## PROBLEM DESCRIPTION
Copy out each line containing "ylabel" from the entries below.

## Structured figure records
— begin —
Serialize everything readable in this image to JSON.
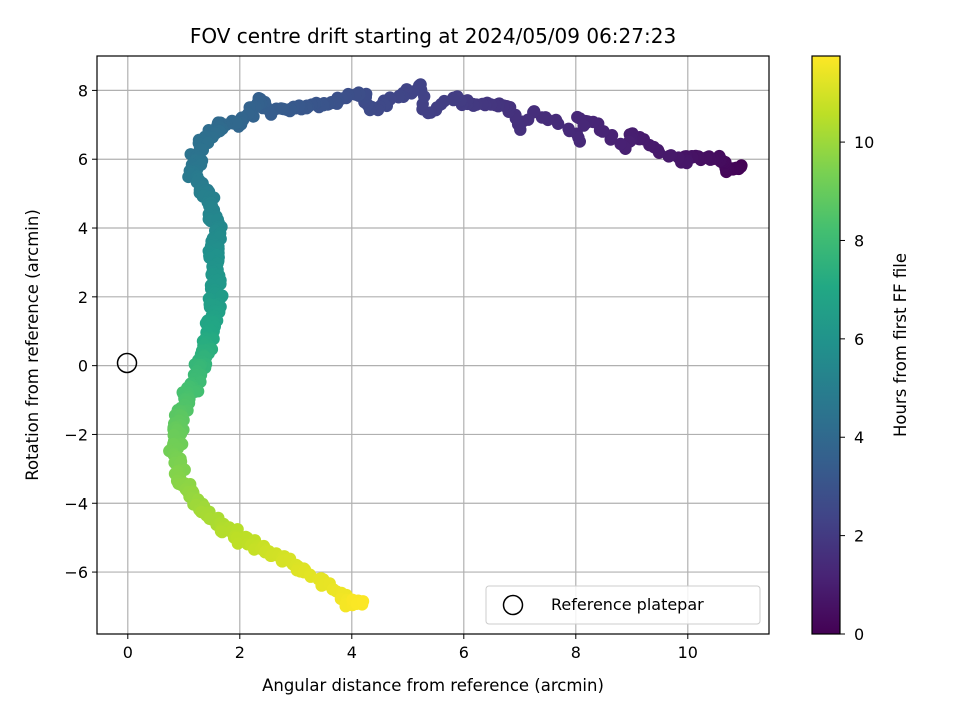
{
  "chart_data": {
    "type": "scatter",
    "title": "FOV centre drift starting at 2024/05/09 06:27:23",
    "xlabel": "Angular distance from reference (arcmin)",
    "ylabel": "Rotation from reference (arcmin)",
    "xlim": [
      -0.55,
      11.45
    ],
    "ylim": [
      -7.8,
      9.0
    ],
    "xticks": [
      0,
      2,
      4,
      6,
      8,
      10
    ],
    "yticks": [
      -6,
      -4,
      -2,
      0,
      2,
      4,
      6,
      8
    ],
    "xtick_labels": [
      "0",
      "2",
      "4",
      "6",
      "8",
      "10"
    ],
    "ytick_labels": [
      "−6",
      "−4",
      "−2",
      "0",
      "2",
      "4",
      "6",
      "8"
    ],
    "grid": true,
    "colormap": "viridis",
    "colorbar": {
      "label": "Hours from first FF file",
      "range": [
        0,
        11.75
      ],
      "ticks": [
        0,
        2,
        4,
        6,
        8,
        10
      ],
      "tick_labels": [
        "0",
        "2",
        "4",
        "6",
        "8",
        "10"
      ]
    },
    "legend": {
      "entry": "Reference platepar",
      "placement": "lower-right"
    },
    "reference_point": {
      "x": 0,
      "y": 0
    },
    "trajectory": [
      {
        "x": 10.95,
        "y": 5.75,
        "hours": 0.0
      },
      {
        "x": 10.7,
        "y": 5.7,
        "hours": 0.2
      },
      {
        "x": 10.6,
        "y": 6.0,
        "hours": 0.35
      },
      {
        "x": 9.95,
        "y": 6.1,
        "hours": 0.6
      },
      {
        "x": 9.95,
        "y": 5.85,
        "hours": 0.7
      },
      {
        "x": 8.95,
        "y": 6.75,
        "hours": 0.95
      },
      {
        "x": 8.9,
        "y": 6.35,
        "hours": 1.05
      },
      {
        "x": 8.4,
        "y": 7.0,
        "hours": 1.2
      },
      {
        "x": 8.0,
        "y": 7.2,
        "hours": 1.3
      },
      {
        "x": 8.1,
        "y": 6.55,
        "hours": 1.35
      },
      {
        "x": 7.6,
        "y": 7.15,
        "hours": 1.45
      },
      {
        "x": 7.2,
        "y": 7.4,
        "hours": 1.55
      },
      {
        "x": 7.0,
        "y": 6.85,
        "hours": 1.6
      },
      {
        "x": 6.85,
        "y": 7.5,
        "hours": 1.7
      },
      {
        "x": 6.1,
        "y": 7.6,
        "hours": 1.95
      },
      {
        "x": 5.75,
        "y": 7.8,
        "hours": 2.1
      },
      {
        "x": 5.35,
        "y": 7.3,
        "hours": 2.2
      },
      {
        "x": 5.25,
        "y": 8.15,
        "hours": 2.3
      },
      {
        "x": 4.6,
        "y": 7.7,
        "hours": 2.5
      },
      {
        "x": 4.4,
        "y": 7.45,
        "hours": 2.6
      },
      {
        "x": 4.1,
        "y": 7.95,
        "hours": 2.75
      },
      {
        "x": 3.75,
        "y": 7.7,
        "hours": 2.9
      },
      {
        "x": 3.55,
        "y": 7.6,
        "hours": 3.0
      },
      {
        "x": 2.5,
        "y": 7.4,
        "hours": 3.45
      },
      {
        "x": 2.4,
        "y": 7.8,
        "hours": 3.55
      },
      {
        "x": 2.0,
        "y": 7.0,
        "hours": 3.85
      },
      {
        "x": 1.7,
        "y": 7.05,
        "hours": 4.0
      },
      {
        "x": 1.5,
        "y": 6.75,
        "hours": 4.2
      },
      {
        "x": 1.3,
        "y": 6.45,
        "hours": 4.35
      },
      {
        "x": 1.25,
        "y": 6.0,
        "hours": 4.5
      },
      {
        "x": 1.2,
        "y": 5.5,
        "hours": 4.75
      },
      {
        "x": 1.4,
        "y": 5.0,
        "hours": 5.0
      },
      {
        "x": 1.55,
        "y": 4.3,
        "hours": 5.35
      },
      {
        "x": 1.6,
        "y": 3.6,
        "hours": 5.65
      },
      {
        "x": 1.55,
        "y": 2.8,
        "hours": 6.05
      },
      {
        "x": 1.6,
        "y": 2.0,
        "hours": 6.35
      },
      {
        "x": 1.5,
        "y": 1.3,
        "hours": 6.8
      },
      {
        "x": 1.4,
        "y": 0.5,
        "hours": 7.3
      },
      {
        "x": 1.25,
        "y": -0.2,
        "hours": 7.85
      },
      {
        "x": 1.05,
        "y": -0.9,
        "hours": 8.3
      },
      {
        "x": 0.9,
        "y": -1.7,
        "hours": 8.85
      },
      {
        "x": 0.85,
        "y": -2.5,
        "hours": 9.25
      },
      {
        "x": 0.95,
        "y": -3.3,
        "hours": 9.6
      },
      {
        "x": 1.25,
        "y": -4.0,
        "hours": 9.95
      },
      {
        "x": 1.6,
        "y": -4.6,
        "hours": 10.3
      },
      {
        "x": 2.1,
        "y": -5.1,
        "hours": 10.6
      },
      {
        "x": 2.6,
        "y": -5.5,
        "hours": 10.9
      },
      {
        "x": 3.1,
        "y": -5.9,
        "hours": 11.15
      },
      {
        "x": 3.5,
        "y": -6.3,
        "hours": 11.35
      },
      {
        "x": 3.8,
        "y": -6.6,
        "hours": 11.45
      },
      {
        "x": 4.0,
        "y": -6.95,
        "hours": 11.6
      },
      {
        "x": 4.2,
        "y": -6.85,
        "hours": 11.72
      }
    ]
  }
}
— end —
— begin —
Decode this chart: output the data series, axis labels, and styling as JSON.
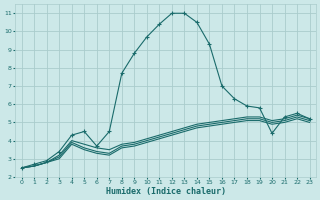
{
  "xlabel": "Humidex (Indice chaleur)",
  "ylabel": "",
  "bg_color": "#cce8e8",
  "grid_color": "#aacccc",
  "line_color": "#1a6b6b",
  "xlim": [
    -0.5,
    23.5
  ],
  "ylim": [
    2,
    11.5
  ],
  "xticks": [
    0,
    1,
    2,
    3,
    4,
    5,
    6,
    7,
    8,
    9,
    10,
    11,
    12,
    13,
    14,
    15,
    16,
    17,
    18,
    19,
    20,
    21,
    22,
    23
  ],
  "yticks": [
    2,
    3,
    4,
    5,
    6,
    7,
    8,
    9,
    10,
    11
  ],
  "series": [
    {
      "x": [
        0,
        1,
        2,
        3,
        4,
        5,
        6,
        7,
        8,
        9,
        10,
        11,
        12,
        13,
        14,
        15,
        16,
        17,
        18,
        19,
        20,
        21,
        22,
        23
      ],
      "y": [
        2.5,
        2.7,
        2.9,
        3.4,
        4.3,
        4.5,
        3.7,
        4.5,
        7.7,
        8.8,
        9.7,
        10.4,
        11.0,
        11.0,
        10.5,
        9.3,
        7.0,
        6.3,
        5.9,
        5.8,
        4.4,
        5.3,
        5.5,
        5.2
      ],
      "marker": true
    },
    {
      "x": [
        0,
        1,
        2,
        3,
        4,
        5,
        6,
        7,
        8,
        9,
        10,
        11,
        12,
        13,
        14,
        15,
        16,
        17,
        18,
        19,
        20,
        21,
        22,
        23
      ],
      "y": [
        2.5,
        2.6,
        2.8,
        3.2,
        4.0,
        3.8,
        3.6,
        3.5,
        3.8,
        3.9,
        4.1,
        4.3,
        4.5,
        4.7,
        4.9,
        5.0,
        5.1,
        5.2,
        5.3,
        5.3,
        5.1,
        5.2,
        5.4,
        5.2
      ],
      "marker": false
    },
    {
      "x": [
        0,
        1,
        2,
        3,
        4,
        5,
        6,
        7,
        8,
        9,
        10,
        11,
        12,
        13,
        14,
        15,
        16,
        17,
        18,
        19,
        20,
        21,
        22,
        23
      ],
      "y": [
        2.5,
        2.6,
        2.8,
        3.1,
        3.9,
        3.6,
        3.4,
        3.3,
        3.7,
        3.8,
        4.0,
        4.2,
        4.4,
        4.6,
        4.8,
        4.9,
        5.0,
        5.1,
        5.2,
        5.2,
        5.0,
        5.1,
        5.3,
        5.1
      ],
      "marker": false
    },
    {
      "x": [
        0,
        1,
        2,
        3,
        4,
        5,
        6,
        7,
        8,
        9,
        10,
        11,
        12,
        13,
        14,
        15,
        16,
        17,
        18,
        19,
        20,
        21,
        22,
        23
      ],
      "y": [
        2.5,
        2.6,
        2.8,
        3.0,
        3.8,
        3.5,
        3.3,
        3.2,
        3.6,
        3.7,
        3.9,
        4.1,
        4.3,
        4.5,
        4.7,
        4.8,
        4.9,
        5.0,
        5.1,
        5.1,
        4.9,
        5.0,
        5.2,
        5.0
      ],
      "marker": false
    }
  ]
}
— end —
## RESPONSE TO THIS TASK
    "ylabel": "Rotation from reference (arcmin)",
  "ylabel": "",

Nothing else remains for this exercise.